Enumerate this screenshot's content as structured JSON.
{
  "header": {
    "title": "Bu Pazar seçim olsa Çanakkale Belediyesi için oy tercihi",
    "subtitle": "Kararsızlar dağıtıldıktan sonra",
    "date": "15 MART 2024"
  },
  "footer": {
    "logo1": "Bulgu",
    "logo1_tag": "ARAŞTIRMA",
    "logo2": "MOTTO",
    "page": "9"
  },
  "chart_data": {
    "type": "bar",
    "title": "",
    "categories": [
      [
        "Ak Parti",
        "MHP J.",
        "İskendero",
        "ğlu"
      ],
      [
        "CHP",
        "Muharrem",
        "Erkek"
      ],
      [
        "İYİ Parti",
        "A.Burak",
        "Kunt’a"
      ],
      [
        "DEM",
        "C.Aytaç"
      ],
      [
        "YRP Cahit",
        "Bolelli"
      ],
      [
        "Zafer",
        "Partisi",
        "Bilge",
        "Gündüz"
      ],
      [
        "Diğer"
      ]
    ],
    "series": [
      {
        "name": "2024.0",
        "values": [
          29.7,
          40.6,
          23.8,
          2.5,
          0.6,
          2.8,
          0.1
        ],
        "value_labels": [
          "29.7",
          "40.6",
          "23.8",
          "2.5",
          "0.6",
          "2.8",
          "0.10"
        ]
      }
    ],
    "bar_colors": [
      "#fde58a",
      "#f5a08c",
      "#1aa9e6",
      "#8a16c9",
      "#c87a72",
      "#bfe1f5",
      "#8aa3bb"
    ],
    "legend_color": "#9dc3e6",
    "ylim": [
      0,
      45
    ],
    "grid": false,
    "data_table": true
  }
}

Short problem: Repeat each record in full; every line must match exactly.

Reply to the task:
Enumerate this screenshot's content as structured JSON.
{
  "header": {
    "title": "Bu Pazar seçim olsa Çanakkale Belediyesi için oy tercihi",
    "subtitle": "Kararsızlar dağıtıldıktan sonra",
    "date": "15 MART 2024"
  },
  "footer": {
    "logo1": "Bulgu",
    "logo1_tag": "ARAŞTIRMA",
    "logo2": "MOTTO",
    "page": "9"
  },
  "chart_data": {
    "type": "bar",
    "title": "",
    "categories": [
      [
        "Ak Parti",
        "MHP J.",
        "İskendero",
        "ğlu"
      ],
      [
        "CHP",
        "Muharrem",
        "Erkek"
      ],
      [
        "İYİ Parti",
        "A.Burak",
        "Kunt’a"
      ],
      [
        "DEM",
        "C.Aytaç"
      ],
      [
        "YRP Cahit",
        "Bolelli"
      ],
      [
        "Zafer",
        "Partisi",
        "Bilge",
        "Gündüz"
      ],
      [
        "Diğer"
      ]
    ],
    "series": [
      {
        "name": "2024.0",
        "values": [
          29.7,
          40.6,
          23.8,
          2.5,
          0.6,
          2.8,
          0.1
        ],
        "value_labels": [
          "29.7",
          "40.6",
          "23.8",
          "2.5",
          "0.6",
          "2.8",
          "0.10"
        ]
      }
    ],
    "bar_colors": [
      "#fde58a",
      "#f5a08c",
      "#1aa9e6",
      "#8a16c9",
      "#c87a72",
      "#bfe1f5",
      "#8aa3bb"
    ],
    "legend_color": "#9dc3e6",
    "ylim": [
      0,
      45
    ],
    "grid": false,
    "data_table": true
  }
}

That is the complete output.